■ Task goal:
Return the full listing exactly as it is written.

-- begin Data shown --

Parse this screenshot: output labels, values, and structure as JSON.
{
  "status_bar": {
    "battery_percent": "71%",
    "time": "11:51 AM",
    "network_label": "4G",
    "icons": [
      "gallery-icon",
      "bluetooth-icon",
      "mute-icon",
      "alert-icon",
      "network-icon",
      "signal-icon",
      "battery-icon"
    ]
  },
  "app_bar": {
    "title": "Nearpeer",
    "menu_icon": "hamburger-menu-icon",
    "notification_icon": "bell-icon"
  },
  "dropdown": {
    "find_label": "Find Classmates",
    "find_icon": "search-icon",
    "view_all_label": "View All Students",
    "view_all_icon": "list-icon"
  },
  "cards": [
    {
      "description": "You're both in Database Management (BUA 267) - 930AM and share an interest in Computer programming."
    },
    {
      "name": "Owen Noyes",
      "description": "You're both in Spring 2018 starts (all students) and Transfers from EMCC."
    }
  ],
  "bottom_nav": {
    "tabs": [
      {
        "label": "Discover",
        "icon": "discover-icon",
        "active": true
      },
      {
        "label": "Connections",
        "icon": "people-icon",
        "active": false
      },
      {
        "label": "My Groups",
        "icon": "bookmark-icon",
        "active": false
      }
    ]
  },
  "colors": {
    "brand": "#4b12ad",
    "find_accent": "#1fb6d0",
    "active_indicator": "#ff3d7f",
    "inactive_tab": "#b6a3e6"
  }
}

-- end Data shown --

■ Result below:
Parse this screenshot: output labels, values, and structure as JSON.
{
  "status_bar": {
    "battery_percent": "71%",
    "time": "11:51 AM",
    "network_label": "4G",
    "icons": [
      "gallery-icon",
      "bluetooth-icon",
      "mute-icon",
      "alert-icon",
      "network-icon",
      "signal-icon",
      "battery-icon"
    ]
  },
  "app_bar": {
    "title": "Nearpeer",
    "menu_icon": "hamburger-menu-icon",
    "notification_icon": "bell-icon"
  },
  "dropdown": {
    "find_label": "Find Classmates",
    "find_icon": "search-icon",
    "view_all_label": "View All Students",
    "view_all_icon": "list-icon"
  },
  "cards": [
    {
      "description": "You're both in Database Management (BUA 267) - 930AM and share an interest in Computer programming."
    },
    {
      "name": "Owen Noyes",
      "description": "You're both in Spring 2018 starts (all students) and Transfers from EMCC."
    }
  ],
  "bottom_nav": {
    "tabs": [
      {
        "label": "Discover",
        "icon": "discover-icon",
        "active": true
      },
      {
        "label": "Connections",
        "icon": "people-icon",
        "active": false
      },
      {
        "label": "My Groups",
        "icon": "bookmark-icon",
        "active": false
      }
    ]
  },
  "colors": {
    "brand": "#4b12ad",
    "find_accent": "#1fb6d0",
    "active_indicator": "#ff3d7f",
    "inactive_tab": "#b6a3e6"
  }
}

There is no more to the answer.